[STATED TASK]
Reproduce the records below in full and without edits, omitting images.
-------
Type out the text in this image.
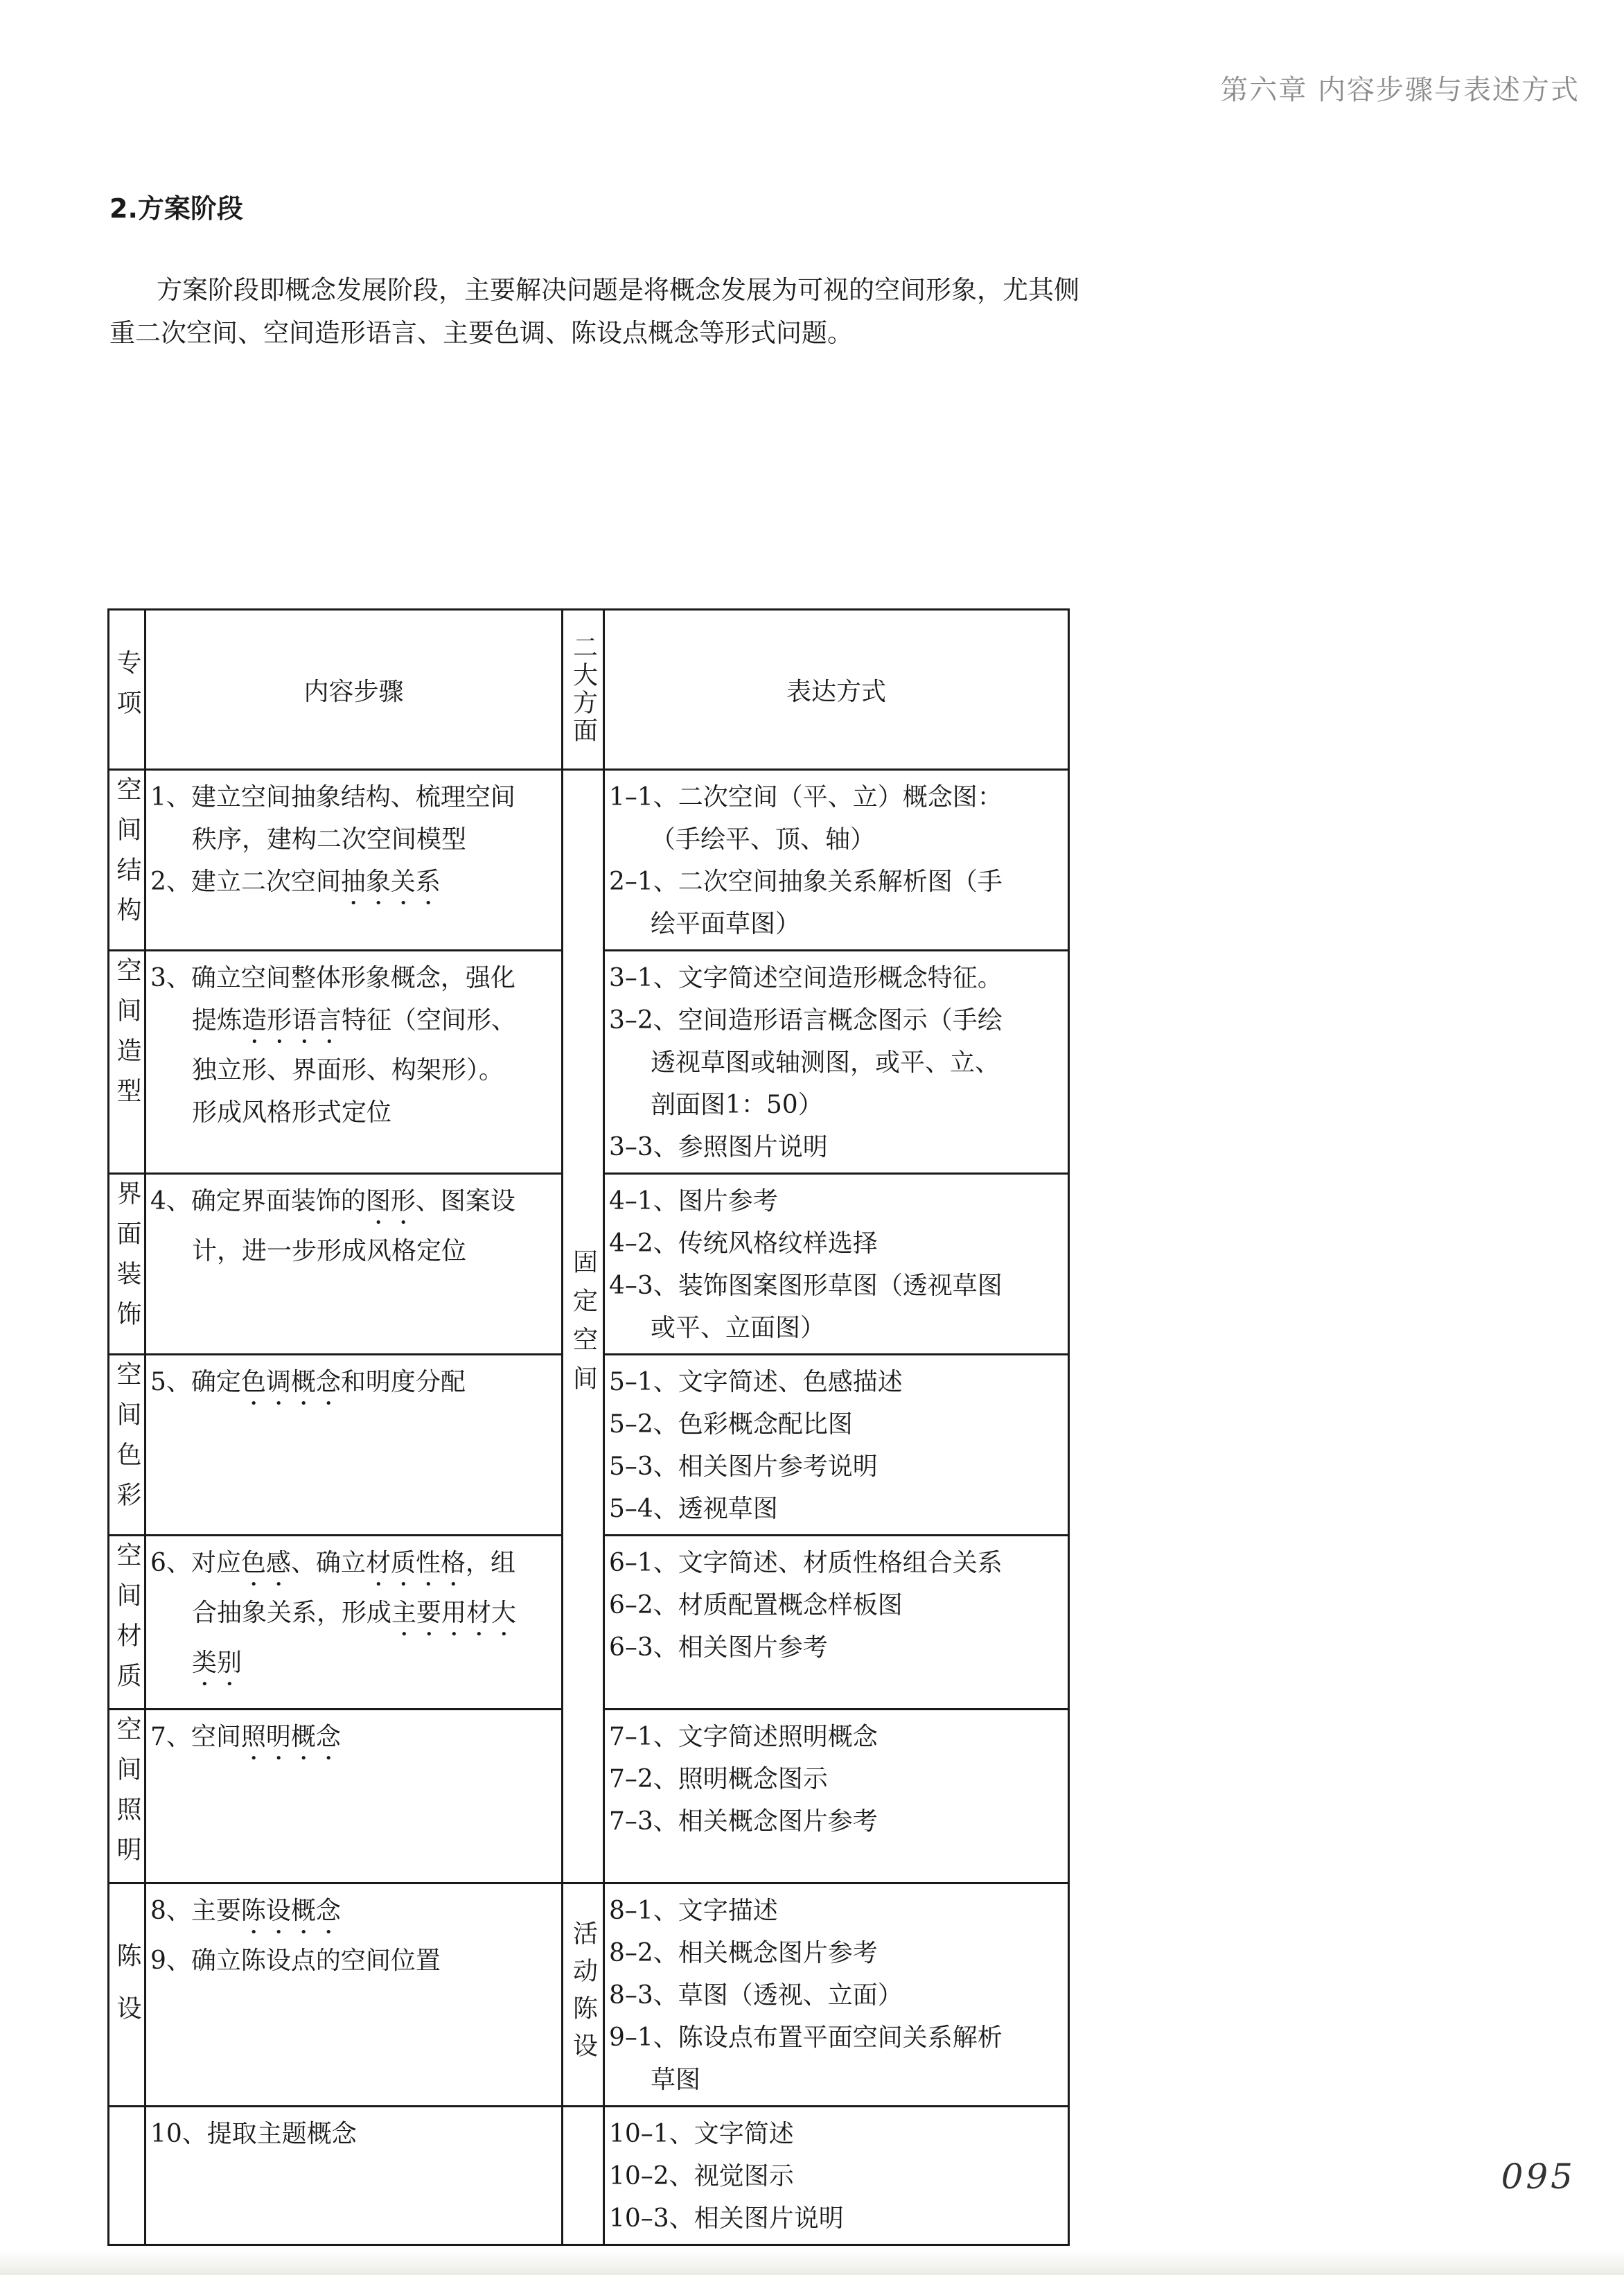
第六章 内容步骤与表述方式
2.方案阶段
方案阶段即概念发展阶段，主要解决问题是将概念发展为可视的空间形象，尤其侧重二次空间、空间造形语言、主要色调、陈设点概念等形式问题。
专项	内容步骤	二大方面	表达方式

空间结构	1、建立空间抽象结构、梳理空间
秩序，建构二次空间模型
2、建立二次空间抽象关系	固定空间	1–1、二次空间（平、立）概念图：
（手绘平、顶、轴）
2–1、二次空间抽象关系解析图（手
绘平面草图）

空间造型	3、确立空间整体形象概念，强化
提炼造形语言特征（空间形、
独立形、界面形、构架形）。
形成风格形式定位		3–1、文字简述空间造形概念特征。
3–2、空间造形语言概念图示（手绘
透视草图或轴测图，或平、立、
剖面图1：50）
3–3、参照图片说明

界面装饰	4、确定界面装饰的图形、图案设
计，进一步形成风格定位		4–1、图片参考
4–2、传统风格纹样选择
4–3、装饰图案图形草图（透视草图
或平、立面图）

空间色彩	5、确定色调概念和明度分配		5–1、文字简述、色感描述
5–2、色彩概念配比图
5–3、相关图片参考说明
5–4、透视草图

空间材质	6、对应色感、确立材质性格，组
合抽象关系，形成主要用材大
类别		6–1、文字简述、材质性格组合关系
6–2、材质配置概念样板图
6–3、相关图片参考

空间照明	7、空间照明概念		7–1、文字简述照明概念
7–2、照明概念图示
7–3、相关概念图片参考

陈设	8、主要陈设概念
9、确立陈设点的空间位置	活动陈设	8–1、文字描述
8–2、相关概念图片参考
8–3、草图（透视、立面）
9–1、陈设点布置平面空间关系解析
草图

	10、提取主题概念		10–1、文字简述
10–2、视觉图示
10–3、相关图片说明
095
-------
[SOLUTION FOR THIS EXERCISE]
Type out the text in this image.
第六章 内容步骤与表述方式
2.方案阶段
方案阶段即概念发展阶段，主要解决问题是将概念发展为可视的空间形象，尤其侧重二次空间、空间造形语言、主要色调、陈设点概念等形式问题。
专项	内容步骤	二大方面	表达方式

空间结构	1、建立空间抽象结构、梳理空间
秩序，建构二次空间模型
2、建立二次空间抽象关系	固定空间	1–1、二次空间（平、立）概念图：
（手绘平、顶、轴）
2–1、二次空间抽象关系解析图（手
绘平面草图）

空间造型	3、确立空间整体形象概念，强化
提炼造形语言特征（空间形、
独立形、界面形、构架形）。
形成风格形式定位		3–1、文字简述空间造形概念特征。
3–2、空间造形语言概念图示（手绘
透视草图或轴测图，或平、立、
剖面图1：50）
3–3、参照图片说明

界面装饰	4、确定界面装饰的图形、图案设
计，进一步形成风格定位		4–1、图片参考
4–2、传统风格纹样选择
4–3、装饰图案图形草图（透视草图
或平、立面图）

空间色彩	5、确定色调概念和明度分配		5–1、文字简述、色感描述
5–2、色彩概念配比图
5–3、相关图片参考说明
5–4、透视草图

空间材质	6、对应色感、确立材质性格，组
合抽象关系，形成主要用材大
类别		6–1、文字简述、材质性格组合关系
6–2、材质配置概念样板图
6–3、相关图片参考

空间照明	7、空间照明概念		7–1、文字简述照明概念
7–2、照明概念图示
7–3、相关概念图片参考

陈设	8、主要陈设概念
9、确立陈设点的空间位置	活动陈设	8–1、文字描述
8–2、相关概念图片参考
8–3、草图（透视、立面）
9–1、陈设点布置平面空间关系解析
草图

	10、提取主题概念		10–1、文字简述
10–2、视觉图示
10–3、相关图片说明
095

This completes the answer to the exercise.